*DIRECTIVE*: Look through the records that follow. Copy every line containing the word "Bandwidth".

[START OF DATA LINES]

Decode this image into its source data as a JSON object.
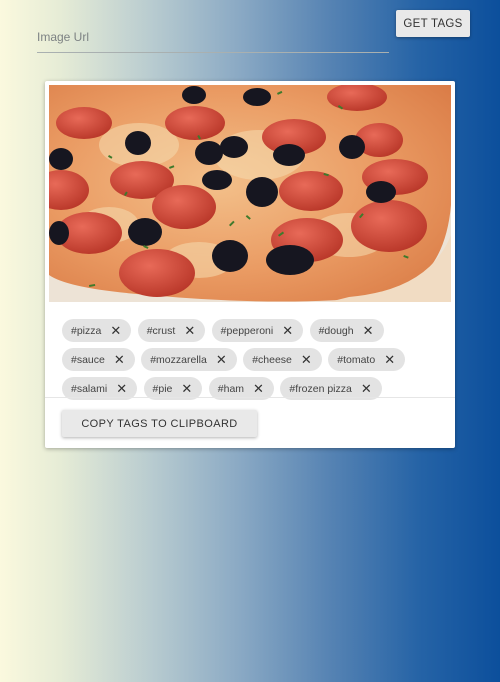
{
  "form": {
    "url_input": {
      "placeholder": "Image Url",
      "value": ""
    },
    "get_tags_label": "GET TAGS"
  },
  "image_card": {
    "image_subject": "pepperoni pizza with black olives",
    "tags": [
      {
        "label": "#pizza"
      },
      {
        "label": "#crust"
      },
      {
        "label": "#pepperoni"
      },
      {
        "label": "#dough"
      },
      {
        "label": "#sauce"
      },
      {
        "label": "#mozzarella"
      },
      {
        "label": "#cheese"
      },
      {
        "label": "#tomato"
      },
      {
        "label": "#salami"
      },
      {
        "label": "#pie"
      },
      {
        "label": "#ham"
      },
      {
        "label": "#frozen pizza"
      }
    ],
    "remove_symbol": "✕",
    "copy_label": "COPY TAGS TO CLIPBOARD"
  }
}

[END OF DATA LINES]
[START OF DATA LINES]

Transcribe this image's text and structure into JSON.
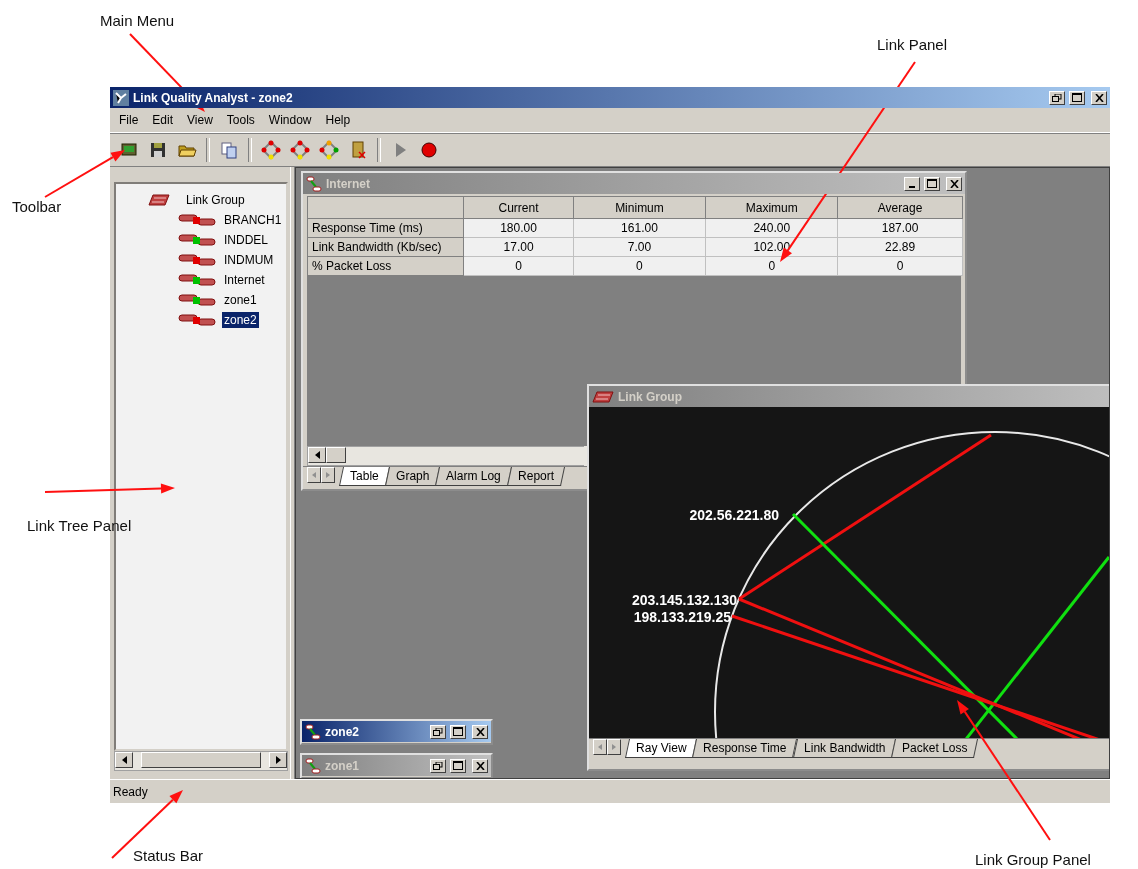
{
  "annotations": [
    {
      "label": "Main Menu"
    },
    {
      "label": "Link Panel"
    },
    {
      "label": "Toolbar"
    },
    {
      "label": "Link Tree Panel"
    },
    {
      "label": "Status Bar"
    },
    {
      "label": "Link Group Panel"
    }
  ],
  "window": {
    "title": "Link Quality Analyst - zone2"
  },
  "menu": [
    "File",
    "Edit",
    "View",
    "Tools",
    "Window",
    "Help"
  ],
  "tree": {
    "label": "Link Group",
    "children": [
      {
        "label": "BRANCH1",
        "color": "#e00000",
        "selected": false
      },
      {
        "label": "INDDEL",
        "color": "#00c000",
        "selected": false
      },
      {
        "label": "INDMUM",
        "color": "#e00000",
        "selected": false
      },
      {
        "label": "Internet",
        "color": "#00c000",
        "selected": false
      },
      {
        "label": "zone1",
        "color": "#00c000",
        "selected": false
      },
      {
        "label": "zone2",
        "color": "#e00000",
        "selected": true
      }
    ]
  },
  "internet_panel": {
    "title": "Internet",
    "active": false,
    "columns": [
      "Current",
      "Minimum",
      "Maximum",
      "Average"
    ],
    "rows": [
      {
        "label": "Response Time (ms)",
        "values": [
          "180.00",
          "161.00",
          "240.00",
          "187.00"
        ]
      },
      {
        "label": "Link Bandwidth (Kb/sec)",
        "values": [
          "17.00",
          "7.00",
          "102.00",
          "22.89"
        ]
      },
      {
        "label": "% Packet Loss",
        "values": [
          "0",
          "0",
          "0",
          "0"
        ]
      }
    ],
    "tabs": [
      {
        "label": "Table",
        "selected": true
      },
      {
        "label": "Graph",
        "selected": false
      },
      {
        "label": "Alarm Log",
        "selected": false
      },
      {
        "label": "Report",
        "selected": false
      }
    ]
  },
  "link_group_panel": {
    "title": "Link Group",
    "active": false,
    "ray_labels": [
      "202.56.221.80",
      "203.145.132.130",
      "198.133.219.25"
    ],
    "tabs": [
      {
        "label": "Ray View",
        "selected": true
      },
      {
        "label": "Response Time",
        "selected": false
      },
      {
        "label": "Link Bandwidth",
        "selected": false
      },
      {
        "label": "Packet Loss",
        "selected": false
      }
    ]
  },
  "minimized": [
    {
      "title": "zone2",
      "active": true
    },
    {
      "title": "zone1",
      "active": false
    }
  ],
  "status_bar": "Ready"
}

[END OF DATA LINES]

*SOLUTION TO THIS PROBLEM*:
        "label": "Link Bandwidth (Kb/sec)",
        "label": "Link Bandwidth",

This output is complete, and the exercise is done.